* **Instruction**
Set down all of the data exactly as it appears.

* **Items**
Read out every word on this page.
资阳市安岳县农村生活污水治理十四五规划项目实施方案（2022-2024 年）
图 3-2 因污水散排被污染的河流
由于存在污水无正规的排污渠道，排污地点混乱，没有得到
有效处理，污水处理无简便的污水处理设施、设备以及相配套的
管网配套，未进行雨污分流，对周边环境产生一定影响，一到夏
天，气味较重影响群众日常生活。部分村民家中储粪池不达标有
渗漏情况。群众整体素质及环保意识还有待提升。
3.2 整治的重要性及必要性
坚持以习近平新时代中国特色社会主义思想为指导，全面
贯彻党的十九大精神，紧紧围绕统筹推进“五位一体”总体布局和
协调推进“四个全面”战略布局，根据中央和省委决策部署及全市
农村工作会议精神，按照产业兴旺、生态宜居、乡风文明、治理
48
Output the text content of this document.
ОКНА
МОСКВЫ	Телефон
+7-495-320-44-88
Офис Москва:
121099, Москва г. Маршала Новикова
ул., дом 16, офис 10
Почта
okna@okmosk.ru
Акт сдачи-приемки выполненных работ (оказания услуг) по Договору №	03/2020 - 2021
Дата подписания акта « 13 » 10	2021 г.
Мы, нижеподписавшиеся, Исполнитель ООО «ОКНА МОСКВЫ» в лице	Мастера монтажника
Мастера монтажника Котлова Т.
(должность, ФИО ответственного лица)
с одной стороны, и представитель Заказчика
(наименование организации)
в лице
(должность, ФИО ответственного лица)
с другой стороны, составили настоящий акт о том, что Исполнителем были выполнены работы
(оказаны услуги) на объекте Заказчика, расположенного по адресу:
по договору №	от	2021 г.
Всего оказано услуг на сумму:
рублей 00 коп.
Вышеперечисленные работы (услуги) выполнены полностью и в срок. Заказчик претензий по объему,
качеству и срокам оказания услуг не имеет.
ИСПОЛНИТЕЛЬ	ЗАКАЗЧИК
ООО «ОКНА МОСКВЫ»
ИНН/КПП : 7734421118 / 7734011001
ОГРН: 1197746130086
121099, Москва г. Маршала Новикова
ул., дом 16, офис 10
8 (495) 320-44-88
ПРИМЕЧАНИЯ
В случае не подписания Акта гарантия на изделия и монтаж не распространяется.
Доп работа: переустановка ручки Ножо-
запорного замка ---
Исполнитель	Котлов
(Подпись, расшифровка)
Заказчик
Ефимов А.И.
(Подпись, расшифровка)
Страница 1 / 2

* **Task answer**
Read out every word on this page.
资阳市安岳县农村生活污水治理十四五规划项目实施方案（2022-2024 年）
图 3-2 因污水散排被污染的河流
由于存在污水无正规的排污渠道，排污地点混乱，没有得到
有效处理，污水处理无简便的污水处理设施、设备以及相配套的
管网配套，未进行雨污分流，对周边环境产生一定影响，一到夏
天，气味较重影响群众日常生活。部分村民家中储粪池不达标有
渗漏情况。群众整体素质及环保意识还有待提升。
3.2 整治的重要性及必要性
坚持以习近平新时代中国特色社会主义思想为指导，全面
贯彻党的十九大精神，紧紧围绕统筹推进“五位一体”总体布局和
协调推进“四个全面”战略布局，根据中央和省委决策部署及全市
农村工作会议精神，按照产业兴旺、生态宜居、乡风文明、治理
48
Output the text content of this document.
ОКНА
МОСКВЫ	Телефон
+7-495-320-44-88
Офис Москва:
121099, Москва г. Маршала Новикова
ул., дом 16, офис 10
Почта
okna@okmosk.ru
Акт сдачи-приемки выполненных работ (оказания услуг) по Договору №	03/2020 - 2021
Дата подписания акта « 13 » 10	2021 г.
Мы, нижеподписавшиеся, Исполнитель ООО «ОКНА МОСКВЫ» в лице	Мастера монтажника
Мастера монтажника Котлова Т.
(должность, ФИО ответственного лица)
с одной стороны, и представитель Заказчика
(наименование организации)
в лице
(должность, ФИО ответственного лица)
с другой стороны, составили настоящий акт о том, что Исполнителем были выполнены работы
(оказаны услуги) на объекте Заказчика, расположенного по адресу:
по договору №	от	2021 г.
Всего оказано услуг на сумму:
рублей 00 коп.
Вышеперечисленные работы (услуги) выполнены полностью и в срок. Заказчик претензий по объему,
качеству и срокам оказания услуг не имеет.
ИСПОЛНИТЕЛЬ	ЗАКАЗЧИК
ООО «ОКНА МОСКВЫ»
ИНН/КПП : 7734421118 / 7734011001
ОГРН: 1197746130086
121099, Москва г. Маршала Новикова
ул., дом 16, офис 10
8 (495) 320-44-88
ПРИМЕЧАНИЯ
В случае не подписания Акта гарантия на изделия и монтаж не распространяется.
Доп работа: переустановка ручки Ножо-
запорного замка ---
Исполнитель	Котлов
(Подпись, расшифровка)
Заказчик
Ефимов А.И.
(Подпись, расшифровка)
Страница 1 / 2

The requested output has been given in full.